* **EXERCISE**
Write the records below out in full, character for character, with no pictures.

Data records
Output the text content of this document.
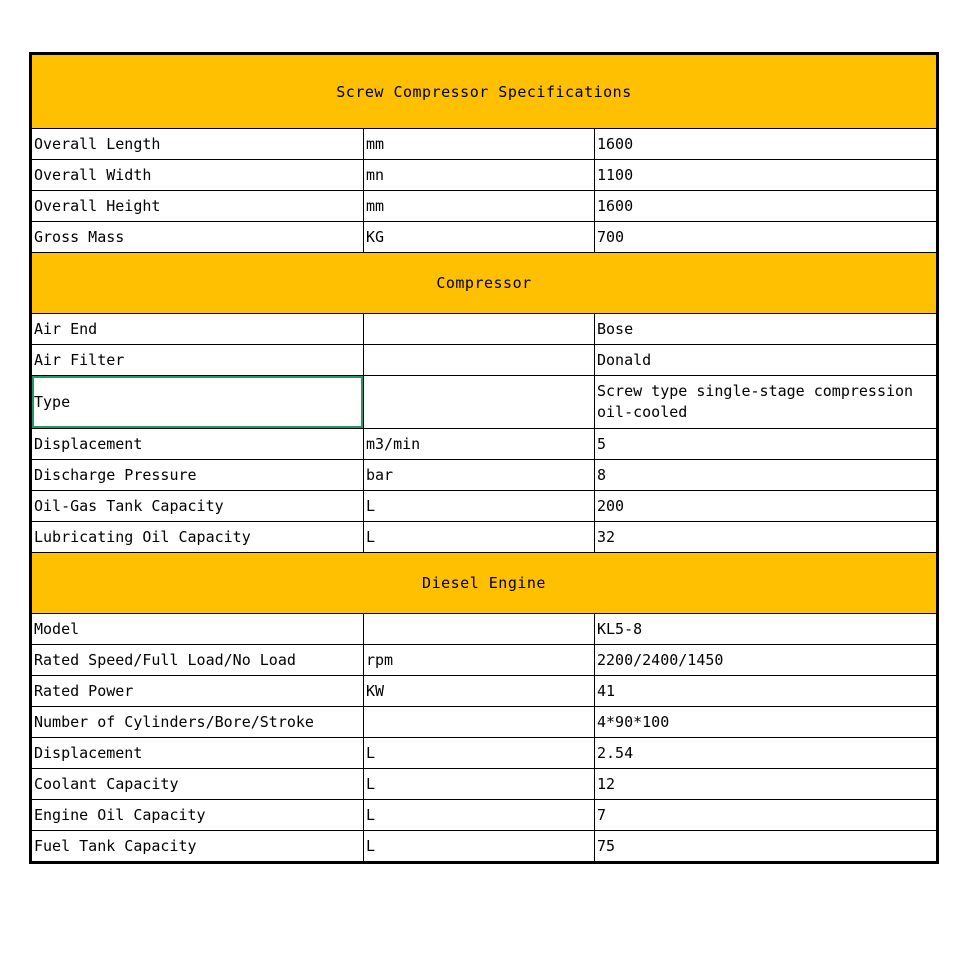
Screw Compressor Specifications		
Overall Length	mm	1600
Overall Width	mn	1100
Overall Height	mm	1600
Gross Mass	KG	700
Compressor		
Air End		Bose
Air Filter		Donald
Type		Screw type single-stage compression oil-cooled
Displacement	m3/min	5
Discharge Pressure	bar	8
Oil-Gas Tank Capacity	L	200
Lubricating Oil Capacity	L	32
Diesel Engine		
Model		KL5-8
Rated Speed/Full Load/No Load	rpm	2200/2400/1450
Rated Power	KW	41
Number of Cylinders/Bore/Stroke		4*90*100
Displacement	L	2.54
Coolant Capacity	L	12
Engine Oil Capacity	L	7
Fuel Tank Capacity	L	75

* **CORRECT RESULT**
Output the text content of this document.
Screw Compressor Specifications		
Overall Length	mm	1600
Overall Width	mn	1100
Overall Height	mm	1600
Gross Mass	KG	700
Compressor		
Air End		Bose
Air Filter		Donald
Type		Screw type single-stage compression oil-cooled
Displacement	m3/min	5
Discharge Pressure	bar	8
Oil-Gas Tank Capacity	L	200
Lubricating Oil Capacity	L	32
Diesel Engine		
Model		KL5-8
Rated Speed/Full Load/No Load	rpm	2200/2400/1450
Rated Power	KW	41
Number of Cylinders/Bore/Stroke		4*90*100
Displacement	L	2.54
Coolant Capacity	L	12
Engine Oil Capacity	L	7
Fuel Tank Capacity	L	75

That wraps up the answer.